## TASK DESCRIPTION
For the data below, work out how many lines include the string "marker" and report only the number.

## ENTRIES SUPPLIED
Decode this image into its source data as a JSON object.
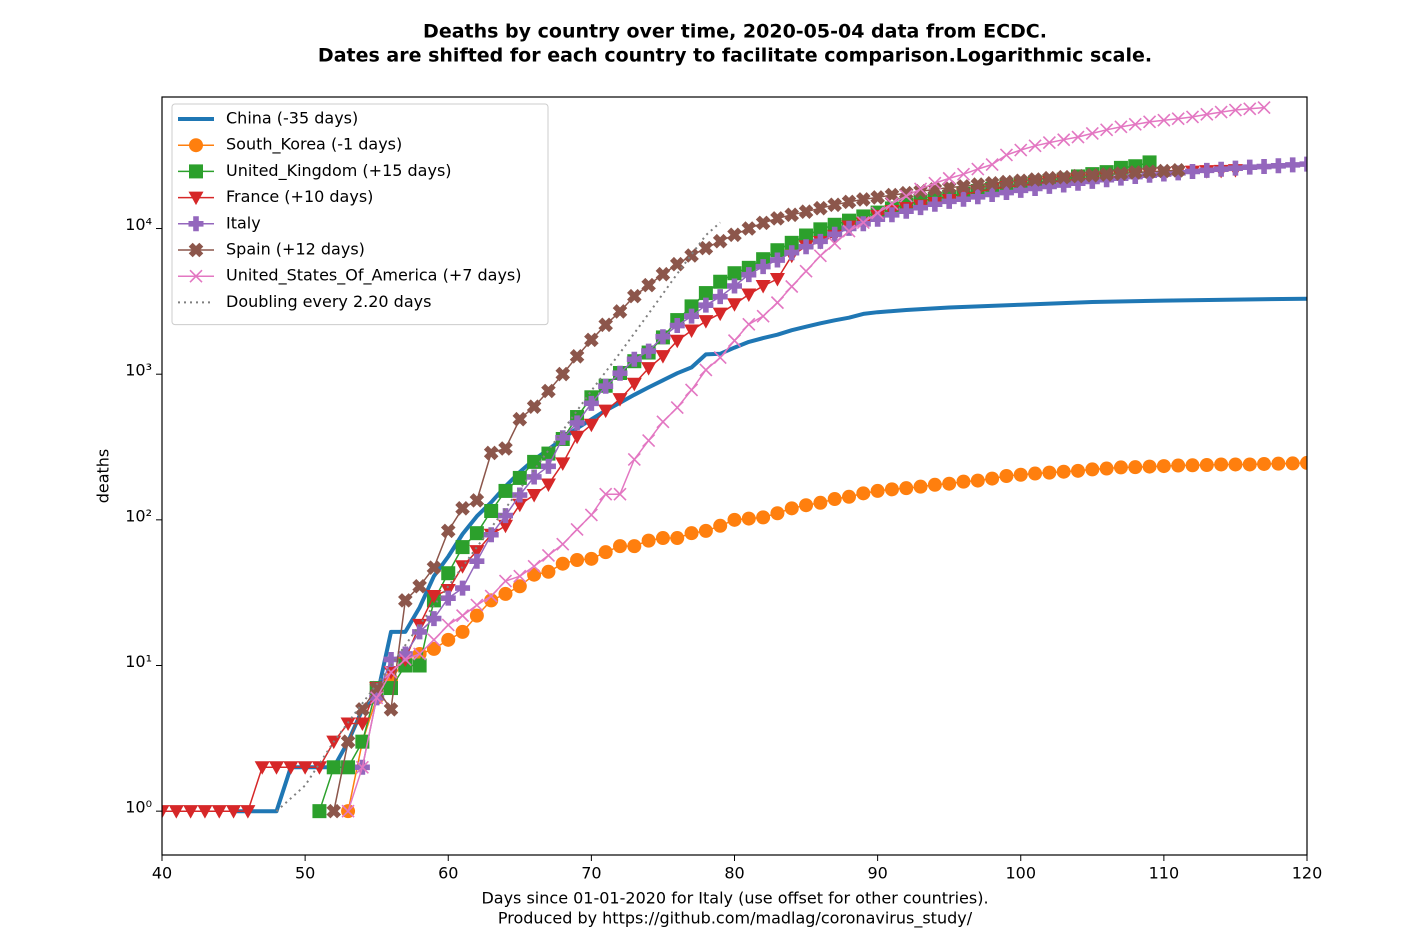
{
  "chart_data": {
    "type": "line",
    "title": "Deaths by country over time, 2020-05-04 data from ECDC.",
    "subtitle": "Dates are shifted for each country to facilitate comparison.Logarithmic scale.",
    "xlabel": "Days since 01-01-2020 for Italy (use offset for other countries).",
    "xlabel2": "Produced by https://github.com/madlag/coronavirus_study/",
    "ylabel": "deaths",
    "xlim": [
      40,
      120
    ],
    "xticks": [
      40,
      50,
      60,
      70,
      80,
      90,
      100,
      110,
      120
    ],
    "ylim": [
      0.5,
      80000
    ],
    "yticks": [
      {
        "value": 1,
        "label": "10⁰"
      },
      {
        "value": 10,
        "label": "10¹"
      },
      {
        "value": 100,
        "label": "10²"
      },
      {
        "value": 1000,
        "label": "10³"
      },
      {
        "value": 10000,
        "label": "10⁴"
      }
    ],
    "log_y": true,
    "grid": false,
    "legend": "upper left",
    "series": [
      {
        "name": "China (-35 days)",
        "color": "#1f77b4",
        "x": [
          45,
          46,
          47,
          48,
          49,
          50,
          51,
          52,
          53,
          54,
          55,
          56,
          57,
          58,
          59,
          60,
          61,
          62,
          63,
          64,
          65,
          66,
          67,
          68,
          69,
          70,
          71,
          72,
          73,
          74,
          75,
          76,
          77,
          78,
          79,
          80,
          81,
          82,
          83,
          84,
          85,
          86,
          87,
          88,
          89,
          90,
          92,
          95,
          100,
          105,
          110,
          115,
          120
        ],
        "values": [
          1,
          1,
          1,
          1,
          2,
          2,
          2,
          2,
          3,
          5,
          6,
          17,
          17,
          25,
          41,
          56,
          80,
          106,
          132,
          170,
          213,
          259,
          304,
          361,
          425,
          490,
          563,
          636,
          722,
          811,
          908,
          1016,
          1113,
          1368,
          1380,
          1523,
          1665,
          1770,
          1868,
          2004,
          2118,
          2236,
          2345,
          2442,
          2592,
          2663,
          2760,
          2870,
          3000,
          3130,
          3200,
          3250,
          3300
        ]
      },
      {
        "name": "South_Korea (-1 days)",
        "color": "#ff7f0e",
        "marker": "circle",
        "x": [
          53,
          54,
          55,
          56,
          57,
          58,
          59,
          60,
          61,
          62,
          63,
          64,
          65,
          66,
          67,
          68,
          69,
          70,
          71,
          72,
          73,
          74,
          75,
          76,
          77,
          78,
          79,
          80,
          81,
          82,
          83,
          84,
          85,
          86,
          87,
          88,
          89,
          90,
          91,
          92,
          93,
          94,
          95,
          96,
          97,
          98,
          99,
          100,
          101,
          102,
          103,
          104,
          105,
          106,
          107,
          108,
          109,
          110,
          111,
          112,
          113,
          114,
          115,
          116,
          117,
          118,
          119,
          120
        ],
        "values": [
          1,
          3,
          6,
          8,
          11,
          12,
          13,
          15,
          17,
          22,
          28,
          31,
          35,
          42,
          44,
          50,
          53,
          54,
          60,
          66,
          66,
          72,
          75,
          75,
          81,
          84,
          91,
          100,
          102,
          104,
          111,
          120,
          126,
          131,
          139,
          144,
          152,
          158,
          162,
          165,
          169,
          174,
          177,
          183,
          186,
          192,
          200,
          204,
          208,
          211,
          214,
          217,
          222,
          225,
          229,
          230,
          232,
          234,
          236,
          237,
          238,
          240,
          240,
          240,
          242,
          243,
          244,
          246
        ]
      },
      {
        "name": "United_Kingdom (+15 days)",
        "color": "#2ca02c",
        "marker": "square",
        "x": [
          51,
          52,
          53,
          54,
          55,
          56,
          57,
          58,
          59,
          60,
          61,
          62,
          63,
          64,
          65,
          66,
          67,
          68,
          69,
          70,
          71,
          72,
          73,
          74,
          75,
          76,
          77,
          78,
          79,
          80,
          81,
          82,
          83,
          84,
          85,
          86,
          87,
          88,
          89,
          90,
          91,
          92,
          93,
          94,
          95,
          96,
          97,
          98,
          99,
          100,
          101,
          102,
          103,
          104,
          105,
          106,
          107,
          108,
          109
        ],
        "values": [
          1,
          2,
          2,
          3,
          7,
          7,
          10,
          10,
          28,
          43,
          65,
          81,
          115,
          158,
          194,
          250,
          285,
          359,
          508,
          694,
          833,
          1019,
          1228,
          1408,
          1789,
          2352,
          2921,
          3605,
          4313,
          4934,
          5373,
          6159,
          7097,
          7978,
          8958,
          9875,
          10612,
          11329,
          12107,
          12868,
          13729,
          14576,
          15464,
          16060,
          16509,
          17337,
          18100,
          18738,
          19506,
          20319,
          20732,
          21092,
          21678,
          22792,
          23635,
          24393,
          26097,
          26771,
          28446
        ]
      },
      {
        "name": "France (+10 days)",
        "color": "#d62728",
        "marker": "triangle",
        "x": [
          40,
          41,
          42,
          43,
          44,
          45,
          46,
          47,
          48,
          49,
          50,
          51,
          52,
          53,
          54,
          55,
          56,
          57,
          58,
          59,
          60,
          61,
          62,
          63,
          64,
          65,
          66,
          67,
          68,
          69,
          70,
          71,
          72,
          73,
          74,
          75,
          76,
          77,
          78,
          79,
          80,
          81,
          82,
          83,
          84,
          85,
          86,
          87,
          88,
          89,
          90,
          91,
          92,
          93,
          94,
          95,
          96,
          97,
          98,
          99,
          100,
          101,
          102,
          103,
          104,
          105,
          106,
          107,
          108,
          109,
          110,
          111,
          112,
          113,
          114,
          115
        ],
        "values": [
          1,
          1,
          1,
          1,
          1,
          1,
          1,
          2,
          2,
          2,
          2,
          2,
          3,
          4,
          4,
          7,
          9,
          11,
          19,
          30,
          33,
          48,
          61,
          79,
          91,
          127,
          148,
          175,
          244,
          372,
          450,
          562,
          674,
          860,
          1100,
          1331,
          1696,
          1995,
          2314,
          2606,
          3024,
          3523,
          4032,
          4503,
          6507,
          7560,
          8078,
          8911,
          10328,
          10869,
          12210,
          13197,
          13832,
          14393,
          14967,
          15712,
          17148,
          17901,
          18681,
          19294,
          19718,
          20265,
          20796,
          21340,
          21856,
          22245,
          22614,
          22856,
          23293,
          23660,
          24087,
          24376,
          24594,
          24760,
          24895,
          25201
        ]
      },
      {
        "name": "Italy",
        "color": "#9467bd",
        "marker": "plus",
        "x": [
          54,
          55,
          56,
          57,
          58,
          59,
          60,
          61,
          62,
          63,
          64,
          65,
          66,
          67,
          68,
          69,
          70,
          71,
          72,
          73,
          74,
          75,
          76,
          77,
          78,
          79,
          80,
          81,
          82,
          83,
          84,
          85,
          86,
          87,
          88,
          89,
          90,
          91,
          92,
          93,
          94,
          95,
          96,
          97,
          98,
          99,
          100,
          101,
          102,
          103,
          104,
          105,
          106,
          107,
          108,
          109,
          110,
          111,
          112,
          113,
          114,
          115,
          116,
          117,
          118,
          119,
          120
        ],
        "values": [
          2,
          6,
          11,
          12,
          17,
          21,
          29,
          34,
          52,
          79,
          107,
          148,
          197,
          233,
          366,
          463,
          631,
          827,
          1016,
          1266,
          1441,
          1809,
          2158,
          2503,
          2978,
          3405,
          4032,
          4825,
          5476,
          6077,
          6820,
          7503,
          8165,
          9134,
          10023,
          10779,
          11591,
          12428,
          13155,
          13915,
          14681,
          15362,
          15887,
          16523,
          17127,
          17669,
          18279,
          18849,
          19468,
          19899,
          20465,
          21067,
          21645,
          22170,
          22745,
          23227,
          23660,
          24114,
          24648,
          25085,
          25549,
          25969,
          26384,
          26644,
          26977,
          27359,
          27682
        ]
      },
      {
        "name": "Spain (+12 days)",
        "color": "#8c564b",
        "marker": "xfilled",
        "x": [
          52,
          53,
          54,
          55,
          56,
          57,
          58,
          59,
          60,
          61,
          62,
          63,
          64,
          65,
          66,
          67,
          68,
          69,
          70,
          71,
          72,
          73,
          74,
          75,
          76,
          77,
          78,
          79,
          80,
          81,
          82,
          83,
          84,
          85,
          86,
          87,
          88,
          89,
          90,
          91,
          92,
          93,
          94,
          95,
          96,
          97,
          98,
          99,
          100,
          101,
          102,
          103,
          104,
          105,
          106,
          107,
          108,
          109,
          110,
          111
        ],
        "values": [
          1,
          3,
          5,
          7,
          5,
          28,
          35,
          47,
          84,
          120,
          136,
          288,
          309,
          491,
          598,
          767,
          1002,
          1326,
          1720,
          2182,
          2696,
          3434,
          4089,
          4858,
          5690,
          6528,
          7340,
          8189,
          9053,
          10003,
          10935,
          11744,
          12418,
          13055,
          13798,
          14555,
          15238,
          15843,
          16353,
          16972,
          17489,
          18056,
          18579,
          19130,
          19478,
          20043,
          20453,
          20852,
          21282,
          21717,
          22157,
          22524,
          22902,
          23190,
          23521,
          23822,
          24275,
          24543,
          24824,
          25100
        ]
      },
      {
        "name": "United_States_Of_America (+7 days)",
        "color": "#e377c2",
        "marker": "x",
        "x": [
          53,
          54,
          55,
          56,
          57,
          58,
          59,
          60,
          61,
          62,
          63,
          64,
          65,
          66,
          67,
          68,
          69,
          70,
          71,
          72,
          73,
          74,
          75,
          76,
          77,
          78,
          79,
          80,
          81,
          82,
          83,
          84,
          85,
          86,
          87,
          88,
          89,
          90,
          91,
          92,
          93,
          94,
          95,
          96,
          97,
          98,
          99,
          100,
          101,
          102,
          103,
          104,
          105,
          106,
          107,
          108,
          109,
          110,
          111,
          112,
          113,
          114,
          115,
          116,
          117
        ],
        "values": [
          1,
          2,
          6,
          9,
          11,
          12,
          15,
          19,
          22,
          26,
          30,
          38,
          41,
          48,
          57,
          68,
          86,
          108,
          150,
          150,
          260,
          350,
          471,
          590,
          780,
          1070,
          1300,
          1700,
          2200,
          2500,
          3100,
          4000,
          5100,
          6500,
          7900,
          9600,
          11000,
          12800,
          14800,
          16700,
          18700,
          20500,
          22100,
          23600,
          25600,
          27500,
          32000,
          34600,
          37000,
          38900,
          40700,
          42500,
          45000,
          47600,
          49900,
          51900,
          54000,
          55400,
          56800,
          58400,
          60800,
          63000,
          65100,
          66400,
          67700
        ]
      },
      {
        "name": "Doubling every 2.20 days",
        "color": "#7f7f7f",
        "linestyle": "dotted",
        "x": [
          48,
          50,
          52,
          54,
          56,
          58,
          60,
          62,
          64,
          66,
          68,
          70,
          72,
          74,
          76,
          78,
          79
        ],
        "values": [
          1,
          1.5,
          3,
          5.5,
          10,
          19,
          35,
          65,
          120,
          220,
          410,
          770,
          1400,
          2600,
          4900,
          9000,
          11000
        ]
      }
    ]
  }
}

## RESULT FOR THIS EXERCISE
6